What you have to do: Transcribe the entries below exactly.

Data in this exercise:

= = = = = = =

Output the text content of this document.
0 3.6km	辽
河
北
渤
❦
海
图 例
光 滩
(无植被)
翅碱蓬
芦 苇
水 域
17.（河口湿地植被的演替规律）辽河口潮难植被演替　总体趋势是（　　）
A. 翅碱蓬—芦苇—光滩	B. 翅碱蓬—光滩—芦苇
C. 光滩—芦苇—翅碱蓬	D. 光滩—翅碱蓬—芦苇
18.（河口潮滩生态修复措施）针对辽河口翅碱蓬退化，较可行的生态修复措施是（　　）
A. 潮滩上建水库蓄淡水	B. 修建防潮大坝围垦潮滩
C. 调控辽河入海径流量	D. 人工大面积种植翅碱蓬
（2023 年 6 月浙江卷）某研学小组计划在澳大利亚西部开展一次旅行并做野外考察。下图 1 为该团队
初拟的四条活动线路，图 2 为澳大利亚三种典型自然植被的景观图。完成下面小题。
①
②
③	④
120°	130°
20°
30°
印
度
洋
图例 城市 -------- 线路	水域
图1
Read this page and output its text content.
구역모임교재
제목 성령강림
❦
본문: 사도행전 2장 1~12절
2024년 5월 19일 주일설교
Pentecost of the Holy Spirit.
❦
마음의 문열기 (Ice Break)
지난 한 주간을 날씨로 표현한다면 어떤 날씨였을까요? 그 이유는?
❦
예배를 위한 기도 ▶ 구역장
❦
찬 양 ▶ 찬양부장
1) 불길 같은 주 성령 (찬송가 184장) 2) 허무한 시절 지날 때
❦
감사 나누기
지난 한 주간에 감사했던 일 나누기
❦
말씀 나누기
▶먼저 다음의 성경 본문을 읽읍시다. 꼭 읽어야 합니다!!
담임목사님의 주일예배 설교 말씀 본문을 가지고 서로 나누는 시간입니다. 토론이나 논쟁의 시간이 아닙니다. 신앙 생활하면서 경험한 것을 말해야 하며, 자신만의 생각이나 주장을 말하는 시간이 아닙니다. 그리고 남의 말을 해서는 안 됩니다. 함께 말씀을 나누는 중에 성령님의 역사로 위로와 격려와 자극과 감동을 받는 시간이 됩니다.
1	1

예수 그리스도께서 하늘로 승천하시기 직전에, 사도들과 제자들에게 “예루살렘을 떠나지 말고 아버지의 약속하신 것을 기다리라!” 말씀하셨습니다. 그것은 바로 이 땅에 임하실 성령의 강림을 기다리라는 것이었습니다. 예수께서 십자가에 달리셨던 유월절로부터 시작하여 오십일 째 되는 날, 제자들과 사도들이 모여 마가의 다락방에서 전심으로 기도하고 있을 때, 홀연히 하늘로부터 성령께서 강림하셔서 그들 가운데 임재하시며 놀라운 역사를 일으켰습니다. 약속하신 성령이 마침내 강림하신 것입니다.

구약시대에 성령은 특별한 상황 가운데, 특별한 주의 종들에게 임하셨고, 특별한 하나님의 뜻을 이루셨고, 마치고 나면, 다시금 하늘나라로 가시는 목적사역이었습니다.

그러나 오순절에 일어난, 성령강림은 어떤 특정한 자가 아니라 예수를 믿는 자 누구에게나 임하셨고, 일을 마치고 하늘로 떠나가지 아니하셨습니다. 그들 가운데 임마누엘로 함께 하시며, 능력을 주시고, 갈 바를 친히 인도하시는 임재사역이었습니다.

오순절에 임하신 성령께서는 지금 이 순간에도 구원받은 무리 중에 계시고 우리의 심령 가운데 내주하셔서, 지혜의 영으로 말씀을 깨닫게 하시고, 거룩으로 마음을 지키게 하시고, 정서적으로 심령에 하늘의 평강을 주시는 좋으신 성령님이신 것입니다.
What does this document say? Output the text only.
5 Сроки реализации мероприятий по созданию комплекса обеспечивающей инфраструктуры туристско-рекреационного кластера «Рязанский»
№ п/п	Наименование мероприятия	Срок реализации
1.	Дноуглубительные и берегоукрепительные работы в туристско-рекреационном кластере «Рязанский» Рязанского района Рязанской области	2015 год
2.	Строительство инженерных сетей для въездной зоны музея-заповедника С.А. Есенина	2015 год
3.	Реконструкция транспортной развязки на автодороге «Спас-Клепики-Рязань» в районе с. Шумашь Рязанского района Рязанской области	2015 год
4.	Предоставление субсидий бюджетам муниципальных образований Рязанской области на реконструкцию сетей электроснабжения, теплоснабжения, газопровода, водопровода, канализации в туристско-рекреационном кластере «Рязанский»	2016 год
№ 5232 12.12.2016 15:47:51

= = = = = = =

Result for this exercise:
Output the text content of this document.
0 3.6km	辽
河
北
渤
❦
海
图 例
光 滩
(无植被)
翅碱蓬
芦 苇
水 域
17.（河口湿地植被的演替规律）辽河口潮难植被演替　总体趋势是（　　）
A. 翅碱蓬—芦苇—光滩	B. 翅碱蓬—光滩—芦苇
C. 光滩—芦苇—翅碱蓬	D. 光滩—翅碱蓬—芦苇
18.（河口潮滩生态修复措施）针对辽河口翅碱蓬退化，较可行的生态修复措施是（　　）
A. 潮滩上建水库蓄淡水	B. 修建防潮大坝围垦潮滩
C. 调控辽河入海径流量	D. 人工大面积种植翅碱蓬
（2023 年 6 月浙江卷）某研学小组计划在澳大利亚西部开展一次旅行并做野外考察。下图 1 为该团队
初拟的四条活动线路，图 2 为澳大利亚三种典型自然植被的景观图。完成下面小题。
①
②
③	④
120°	130°
20°
30°
印
度
洋
图例 城市 -------- 线路	水域
图1
Read this page and output its text content.
구역모임교재
제목 성령강림
❦
본문: 사도행전 2장 1~12절
2024년 5월 19일 주일설교
Pentecost of the Holy Spirit.
❦
마음의 문열기 (Ice Break)
지난 한 주간을 날씨로 표현한다면 어떤 날씨였을까요? 그 이유는?
❦
예배를 위한 기도 ▶ 구역장
❦
찬 양 ▶ 찬양부장
1) 불길 같은 주 성령 (찬송가 184장) 2) 허무한 시절 지날 때
❦
감사 나누기
지난 한 주간에 감사했던 일 나누기
❦
말씀 나누기
▶먼저 다음의 성경 본문을 읽읍시다. 꼭 읽어야 합니다!!
담임목사님의 주일예배 설교 말씀 본문을 가지고 서로 나누는 시간입니다. 토론이나 논쟁의 시간이 아닙니다. 신앙 생활하면서 경험한 것을 말해야 하며, 자신만의 생각이나 주장을 말하는 시간이 아닙니다. 그리고 남의 말을 해서는 안 됩니다. 함께 말씀을 나누는 중에 성령님의 역사로 위로와 격려와 자극과 감동을 받는 시간이 됩니다.
1	1

예수 그리스도께서 하늘로 승천하시기 직전에, 사도들과 제자들에게 “예루살렘을 떠나지 말고 아버지의 약속하신 것을 기다리라!” 말씀하셨습니다. 그것은 바로 이 땅에 임하실 성령의 강림을 기다리라는 것이었습니다. 예수께서 십자가에 달리셨던 유월절로부터 시작하여 오십일 째 되는 날, 제자들과 사도들이 모여 마가의 다락방에서 전심으로 기도하고 있을 때, 홀연히 하늘로부터 성령께서 강림하셔서 그들 가운데 임재하시며 놀라운 역사를 일으켰습니다. 약속하신 성령이 마침내 강림하신 것입니다.

구약시대에 성령은 특별한 상황 가운데, 특별한 주의 종들에게 임하셨고, 특별한 하나님의 뜻을 이루셨고, 마치고 나면, 다시금 하늘나라로 가시는 목적사역이었습니다.

그러나 오순절에 일어난, 성령강림은 어떤 특정한 자가 아니라 예수를 믿는 자 누구에게나 임하셨고, 일을 마치고 하늘로 떠나가지 아니하셨습니다. 그들 가운데 임마누엘로 함께 하시며, 능력을 주시고, 갈 바를 친히 인도하시는 임재사역이었습니다.

오순절에 임하신 성령께서는 지금 이 순간에도 구원받은 무리 중에 계시고 우리의 심령 가운데 내주하셔서, 지혜의 영으로 말씀을 깨닫게 하시고, 거룩으로 마음을 지키게 하시고, 정서적으로 심령에 하늘의 평강을 주시는 좋으신 성령님이신 것입니다.
What does this document say? Output the text only.
5 Сроки реализации мероприятий по созданию комплекса обеспечивающей инфраструктуры туристско-рекреационного кластера «Рязанский»
№ п/п	Наименование мероприятия	Срок реализации
1.	Дноуглубительные и берегоукрепительные работы в туристско-рекреационном кластере «Рязанский» Рязанского района Рязанской области	2015 год
2.	Строительство инженерных сетей для въездной зоны музея-заповедника С.А. Есенина	2015 год
3.	Реконструкция транспортной развязки на автодороге «Спас-Клепики-Рязань» в районе с. Шумашь Рязанского района Рязанской области	2015 год
4.	Предоставление субсидий бюджетам муниципальных образований Рязанской области на реконструкцию сетей электроснабжения, теплоснабжения, газопровода, водопровода, канализации в туристско-рекреационном кластере «Рязанский»	2016 год
№ 5232 12.12.2016 15:47:51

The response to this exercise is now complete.